[Entries with figure data]
+ + + + +

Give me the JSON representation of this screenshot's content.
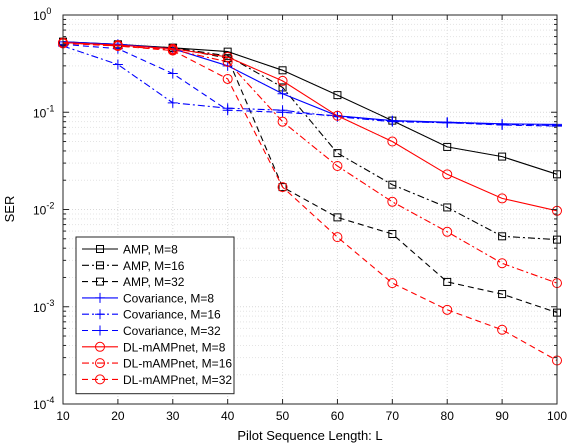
{
  "chart_data": {
    "type": "line",
    "title": "",
    "xlabel": "Pilot Sequence Length: L",
    "ylabel": "SER",
    "xlim": [
      10,
      100
    ],
    "ylim": [
      0.0001,
      1
    ],
    "yscale": "log",
    "grid": true,
    "minor_grid": true,
    "legend_position": "bottom-left",
    "x": [
      10,
      20,
      30,
      40,
      50,
      60,
      70,
      80,
      90,
      100
    ],
    "xticks": [
      "10",
      "20",
      "30",
      "40",
      "50",
      "60",
      "70",
      "80",
      "90",
      "100"
    ],
    "yticks": [
      {
        "base": "10",
        "exp": "-4",
        "value": 0.0001
      },
      {
        "base": "10",
        "exp": "-3",
        "value": 0.001
      },
      {
        "base": "10",
        "exp": "-2",
        "value": 0.01
      },
      {
        "base": "10",
        "exp": "-1",
        "value": 0.1
      },
      {
        "base": "10",
        "exp": "0",
        "value": 1
      }
    ],
    "series": [
      {
        "name": "AMP, M=8",
        "color": "#000000",
        "dash": "solid",
        "marker": "square",
        "values": [
          0.53,
          0.5,
          0.46,
          0.42,
          0.27,
          0.15,
          0.082,
          0.044,
          0.035,
          0.023
        ]
      },
      {
        "name": "AMP, M=16",
        "color": "#000000",
        "dash": "dashdot",
        "marker": "square",
        "values": [
          0.53,
          0.49,
          0.46,
          0.38,
          0.18,
          0.038,
          0.018,
          0.0105,
          0.0053,
          0.0049
        ]
      },
      {
        "name": "AMP, M=32",
        "color": "#000000",
        "dash": "dashed",
        "marker": "square",
        "values": [
          0.53,
          0.49,
          0.46,
          0.36,
          0.017,
          0.0083,
          0.0056,
          0.0018,
          0.00135,
          0.00087
        ]
      },
      {
        "name": "Covariance, M=8",
        "color": "#0000ff",
        "dash": "solid",
        "marker": "plus",
        "values": [
          0.53,
          0.5,
          0.45,
          0.3,
          0.155,
          0.092,
          0.082,
          0.079,
          0.076,
          0.075
        ]
      },
      {
        "name": "Covariance, M=16",
        "color": "#0000ff",
        "dash": "dashdot",
        "marker": "plus",
        "values": [
          0.48,
          0.31,
          0.125,
          0.11,
          0.105,
          0.09,
          0.08,
          0.078,
          0.075,
          0.073
        ]
      },
      {
        "name": "Covariance, M=32",
        "color": "#0000ff",
        "dash": "dashed",
        "marker": "plus",
        "values": [
          0.5,
          0.45,
          0.25,
          0.105,
          0.1,
          0.092,
          0.081,
          0.078,
          0.074,
          0.072
        ]
      },
      {
        "name": "DL-mAMPnet, M=8",
        "color": "#ff0000",
        "dash": "solid",
        "marker": "circle",
        "values": [
          0.52,
          0.49,
          0.45,
          0.37,
          0.21,
          0.092,
          0.05,
          0.023,
          0.013,
          0.0097
        ]
      },
      {
        "name": "DL-mAMPnet, M=16",
        "color": "#ff0000",
        "dash": "dashdot",
        "marker": "circle",
        "values": [
          0.52,
          0.48,
          0.44,
          0.33,
          0.08,
          0.028,
          0.012,
          0.0059,
          0.0028,
          0.00175
        ]
      },
      {
        "name": "DL-mAMPnet, M=32",
        "color": "#ff0000",
        "dash": "dashed",
        "marker": "circle",
        "values": [
          0.51,
          0.48,
          0.43,
          0.22,
          0.017,
          0.0052,
          0.00175,
          0.00093,
          0.00058,
          0.00028
        ]
      }
    ]
  }
}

+ + + + +

_YOUR INSTRUCTIONS_
Pick out every line holding the string "mAMPnet" and return it.

_CORRECT RESULT_
        "name": "DL-mAMPnet, M=8",
        "name": "DL-mAMPnet, M=16",
        "name": "DL-mAMPnet, M=32",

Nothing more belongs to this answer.